▸ **DESCRIPTION OF THE TASK**
Rewrite the records as a JSON list of strings with one string per line, leaving out blank lines. Begin at the first line of the records and stop after the line that contains "value-cell: 14 (452, 163, 500, 177)".

▸ **DATA**
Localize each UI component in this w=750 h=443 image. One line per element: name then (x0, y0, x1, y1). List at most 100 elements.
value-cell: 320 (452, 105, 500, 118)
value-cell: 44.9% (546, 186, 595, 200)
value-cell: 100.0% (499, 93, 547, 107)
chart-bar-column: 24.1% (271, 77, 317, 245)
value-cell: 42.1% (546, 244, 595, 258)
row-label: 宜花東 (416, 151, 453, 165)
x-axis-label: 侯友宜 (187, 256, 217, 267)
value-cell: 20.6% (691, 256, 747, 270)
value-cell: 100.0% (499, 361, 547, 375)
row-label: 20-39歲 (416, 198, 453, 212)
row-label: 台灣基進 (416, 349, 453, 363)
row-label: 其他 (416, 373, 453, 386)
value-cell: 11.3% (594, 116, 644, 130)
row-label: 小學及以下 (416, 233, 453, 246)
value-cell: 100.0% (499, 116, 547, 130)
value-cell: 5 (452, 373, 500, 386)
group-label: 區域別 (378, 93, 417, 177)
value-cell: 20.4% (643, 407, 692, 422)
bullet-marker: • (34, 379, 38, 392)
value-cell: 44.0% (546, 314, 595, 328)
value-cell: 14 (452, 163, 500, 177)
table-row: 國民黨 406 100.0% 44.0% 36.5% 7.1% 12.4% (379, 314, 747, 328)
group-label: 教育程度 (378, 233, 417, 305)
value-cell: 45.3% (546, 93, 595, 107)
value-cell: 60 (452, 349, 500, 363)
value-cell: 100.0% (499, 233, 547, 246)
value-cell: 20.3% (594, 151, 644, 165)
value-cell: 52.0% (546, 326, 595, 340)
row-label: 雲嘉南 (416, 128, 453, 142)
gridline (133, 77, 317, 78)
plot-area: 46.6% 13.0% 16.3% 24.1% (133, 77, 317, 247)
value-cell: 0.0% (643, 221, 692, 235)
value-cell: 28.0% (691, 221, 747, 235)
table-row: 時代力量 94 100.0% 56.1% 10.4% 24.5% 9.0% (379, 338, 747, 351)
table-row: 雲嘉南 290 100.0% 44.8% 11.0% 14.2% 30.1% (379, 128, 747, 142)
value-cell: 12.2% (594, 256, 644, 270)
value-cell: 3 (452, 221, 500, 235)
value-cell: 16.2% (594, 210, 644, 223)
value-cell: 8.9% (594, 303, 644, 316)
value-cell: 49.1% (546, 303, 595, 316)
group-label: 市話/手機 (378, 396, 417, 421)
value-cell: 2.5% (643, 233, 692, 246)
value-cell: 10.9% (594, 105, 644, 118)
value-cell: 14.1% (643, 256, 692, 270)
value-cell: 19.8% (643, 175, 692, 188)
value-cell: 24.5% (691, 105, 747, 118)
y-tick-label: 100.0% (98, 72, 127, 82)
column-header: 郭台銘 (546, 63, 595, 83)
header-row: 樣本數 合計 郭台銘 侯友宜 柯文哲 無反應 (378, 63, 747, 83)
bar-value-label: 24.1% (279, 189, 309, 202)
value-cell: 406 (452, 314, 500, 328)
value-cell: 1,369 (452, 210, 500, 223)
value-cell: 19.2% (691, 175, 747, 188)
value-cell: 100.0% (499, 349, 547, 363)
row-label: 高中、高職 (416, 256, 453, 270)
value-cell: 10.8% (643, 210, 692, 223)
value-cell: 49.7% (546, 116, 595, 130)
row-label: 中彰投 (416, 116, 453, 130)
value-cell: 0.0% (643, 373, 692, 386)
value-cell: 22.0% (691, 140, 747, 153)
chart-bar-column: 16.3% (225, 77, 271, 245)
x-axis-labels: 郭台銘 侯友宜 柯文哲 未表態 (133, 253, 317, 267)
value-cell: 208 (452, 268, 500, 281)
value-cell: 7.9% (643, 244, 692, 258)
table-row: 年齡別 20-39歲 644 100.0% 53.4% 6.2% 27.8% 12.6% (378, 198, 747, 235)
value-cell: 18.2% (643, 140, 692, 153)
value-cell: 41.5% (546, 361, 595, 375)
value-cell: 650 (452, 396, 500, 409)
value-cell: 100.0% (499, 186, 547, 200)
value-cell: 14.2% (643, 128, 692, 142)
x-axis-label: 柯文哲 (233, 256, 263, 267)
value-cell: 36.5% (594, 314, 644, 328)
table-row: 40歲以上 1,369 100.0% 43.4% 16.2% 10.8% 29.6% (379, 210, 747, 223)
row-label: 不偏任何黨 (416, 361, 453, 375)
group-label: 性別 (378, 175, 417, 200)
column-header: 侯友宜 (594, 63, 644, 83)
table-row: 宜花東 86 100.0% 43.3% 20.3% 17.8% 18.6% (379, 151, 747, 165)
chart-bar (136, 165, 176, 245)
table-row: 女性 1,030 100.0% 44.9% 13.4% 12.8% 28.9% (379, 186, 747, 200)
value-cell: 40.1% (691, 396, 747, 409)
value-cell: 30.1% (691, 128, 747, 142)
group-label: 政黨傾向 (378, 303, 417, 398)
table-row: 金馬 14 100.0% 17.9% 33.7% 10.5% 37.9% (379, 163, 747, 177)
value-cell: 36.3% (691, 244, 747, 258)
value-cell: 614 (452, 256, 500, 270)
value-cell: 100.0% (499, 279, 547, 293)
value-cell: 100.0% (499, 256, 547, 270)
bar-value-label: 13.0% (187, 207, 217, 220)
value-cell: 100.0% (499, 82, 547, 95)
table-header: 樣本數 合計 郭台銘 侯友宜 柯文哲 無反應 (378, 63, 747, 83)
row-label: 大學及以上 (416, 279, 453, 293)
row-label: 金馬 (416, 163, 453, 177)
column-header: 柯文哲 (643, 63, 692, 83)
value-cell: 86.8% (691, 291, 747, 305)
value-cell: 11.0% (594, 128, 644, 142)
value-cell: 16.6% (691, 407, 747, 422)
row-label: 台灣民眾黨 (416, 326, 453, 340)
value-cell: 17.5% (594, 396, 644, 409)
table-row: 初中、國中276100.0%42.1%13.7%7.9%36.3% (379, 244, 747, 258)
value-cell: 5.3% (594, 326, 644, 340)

▸ **SOLUTION**
[
  "Localize each UI component in this w=750 h=443 image. One line per element: name then (x0, y0, x1, y1). List at most 100 elements.",
  "value-cell: 320 (452, 105, 500, 118)",
  "value-cell: 44.9% (546, 186, 595, 200)",
  "value-cell: 100.0% (499, 93, 547, 107)",
  "chart-bar-column: 24.1% (271, 77, 317, 245)",
  "value-cell: 42.1% (546, 244, 595, 258)",
  "row-label: 宜花東 (416, 151, 453, 165)",
  "x-axis-label: 侯友宜 (187, 256, 217, 267)",
  "value-cell: 20.6% (691, 256, 747, 270)",
  "value-cell: 100.0% (499, 361, 547, 375)",
  "row-label: 20-39歲 (416, 198, 453, 212)",
  "row-label: 台灣基進 (416, 349, 453, 363)",
  "row-label: 其他 (416, 373, 453, 386)",
  "value-cell: 11.3% (594, 116, 644, 130)",
  "row-label: 小學及以下 (416, 233, 453, 246)",
  "value-cell: 100.0% (499, 116, 547, 130)",
  "value-cell: 5 (452, 373, 500, 386)",
  "group-label: 區域別 (378, 93, 417, 177)",
  "value-cell: 20.4% (643, 407, 692, 422)",
  "bullet-marker: • (34, 379, 38, 392)",
  "value-cell: 44.0% (546, 314, 595, 328)",
  "value-cell: 14 (452, 163, 500, 177)"
]